EXERCISE
Copy the records that follow exactly as written, but not their pictures.

-- start DATASET ENTRIES --

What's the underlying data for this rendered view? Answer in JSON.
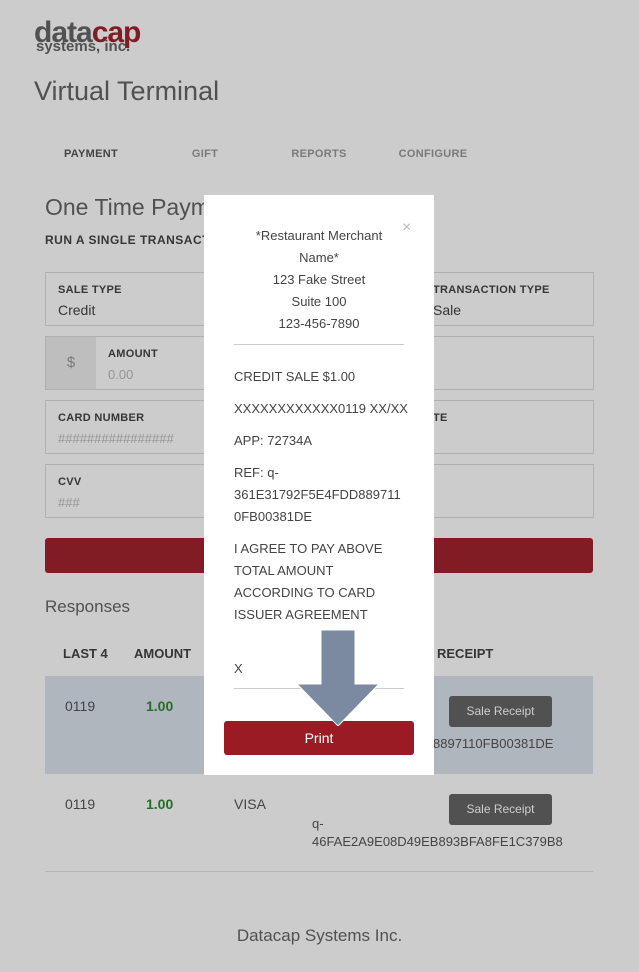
{
  "brand": {
    "logo_top_a": "data",
    "logo_top_b": "cap",
    "logo_bottom": "systems, inc."
  },
  "page": {
    "title": "Virtual Terminal"
  },
  "tabs": [
    {
      "label": "PAYMENT",
      "active": true
    },
    {
      "label": "GIFT",
      "active": false
    },
    {
      "label": "REPORTS",
      "active": false
    },
    {
      "label": "CONFIGURE",
      "active": false
    }
  ],
  "form": {
    "heading": "One Time Payme",
    "subheading": "RUN A SINGLE TRANSACTI",
    "sale_type": {
      "label": "SALE TYPE",
      "value": "Credit"
    },
    "transaction_type": {
      "label": "TRANSACTION TYPE",
      "value": "Sale"
    },
    "amount": {
      "label": "AMOUNT",
      "placeholder": "0.00",
      "currency_symbol": "$"
    },
    "card_number": {
      "label": "CARD NUMBER",
      "placeholder": "################"
    },
    "exp_date": {
      "label_visible": "TE"
    },
    "cvv": {
      "label": "CVV",
      "placeholder": "###"
    }
  },
  "responses": {
    "heading": "Responses",
    "headers": {
      "last4": "LAST 4",
      "amount": "AMOUNT",
      "receipt": "RECEIPT"
    },
    "rows": [
      {
        "last4": "0119",
        "amount": "1.00",
        "card_type": "",
        "ref": "8897110FB00381DE",
        "receipt_button": "Sale Receipt"
      },
      {
        "last4": "0119",
        "amount": "1.00",
        "card_type": "VISA",
        "ref_line1": "q-",
        "ref_line2": "46FAE2A9E08D49EB893BFA8FE1C379B8",
        "receipt_button": "Sale Receipt"
      }
    ]
  },
  "footer": {
    "text": "Datacap Systems Inc."
  },
  "receipt_modal": {
    "close": "×",
    "merchant_line1": "*Restaurant Merchant",
    "merchant_line2": "Name*",
    "address1": "123 Fake Street",
    "address2": "Suite 100",
    "phone": "123-456-7890",
    "sale_line": "CREDIT SALE $1.00",
    "card_line": "XXXXXXXXXXXX0119 XX/XX",
    "app_line": "APP: 72734A",
    "ref_line1": "REF: q-",
    "ref_line2": "361E31792F5E4FDD889711",
    "ref_line3": "0FB00381DE",
    "agree1": "I AGREE TO PAY ABOVE",
    "agree2": "TOTAL AMOUNT",
    "agree3": "ACCORDING TO CARD",
    "agree4": "ISSUER AGREEMENT",
    "signature_mark": "X",
    "print_label": "Print"
  },
  "colors": {
    "brand_red": "#a3232e",
    "print_red": "#9b1b24",
    "amount_green": "#2e8b2e",
    "arrow_slate": "#7b8aa0"
  }
}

-- end DATASET ENTRIES --

RESPONSE FOR THIS EXERCISE
What's the underlying data for this rendered view? Answer in JSON.
{
  "brand": {
    "logo_top_a": "data",
    "logo_top_b": "cap",
    "logo_bottom": "systems, inc."
  },
  "page": {
    "title": "Virtual Terminal"
  },
  "tabs": [
    {
      "label": "PAYMENT",
      "active": true
    },
    {
      "label": "GIFT",
      "active": false
    },
    {
      "label": "REPORTS",
      "active": false
    },
    {
      "label": "CONFIGURE",
      "active": false
    }
  ],
  "form": {
    "heading": "One Time Payme",
    "subheading": "RUN A SINGLE TRANSACTI",
    "sale_type": {
      "label": "SALE TYPE",
      "value": "Credit"
    },
    "transaction_type": {
      "label": "TRANSACTION TYPE",
      "value": "Sale"
    },
    "amount": {
      "label": "AMOUNT",
      "placeholder": "0.00",
      "currency_symbol": "$"
    },
    "card_number": {
      "label": "CARD NUMBER",
      "placeholder": "################"
    },
    "exp_date": {
      "label_visible": "TE"
    },
    "cvv": {
      "label": "CVV",
      "placeholder": "###"
    }
  },
  "responses": {
    "heading": "Responses",
    "headers": {
      "last4": "LAST 4",
      "amount": "AMOUNT",
      "receipt": "RECEIPT"
    },
    "rows": [
      {
        "last4": "0119",
        "amount": "1.00",
        "card_type": "",
        "ref": "8897110FB00381DE",
        "receipt_button": "Sale Receipt"
      },
      {
        "last4": "0119",
        "amount": "1.00",
        "card_type": "VISA",
        "ref_line1": "q-",
        "ref_line2": "46FAE2A9E08D49EB893BFA8FE1C379B8",
        "receipt_button": "Sale Receipt"
      }
    ]
  },
  "footer": {
    "text": "Datacap Systems Inc."
  },
  "receipt_modal": {
    "close": "×",
    "merchant_line1": "*Restaurant Merchant",
    "merchant_line2": "Name*",
    "address1": "123 Fake Street",
    "address2": "Suite 100",
    "phone": "123-456-7890",
    "sale_line": "CREDIT SALE $1.00",
    "card_line": "XXXXXXXXXXXX0119 XX/XX",
    "app_line": "APP: 72734A",
    "ref_line1": "REF: q-",
    "ref_line2": "361E31792F5E4FDD889711",
    "ref_line3": "0FB00381DE",
    "agree1": "I AGREE TO PAY ABOVE",
    "agree2": "TOTAL AMOUNT",
    "agree3": "ACCORDING TO CARD",
    "agree4": "ISSUER AGREEMENT",
    "signature_mark": "X",
    "print_label": "Print"
  },
  "colors": {
    "brand_red": "#a3232e",
    "print_red": "#9b1b24",
    "amount_green": "#2e8b2e",
    "arrow_slate": "#7b8aa0"
  }
}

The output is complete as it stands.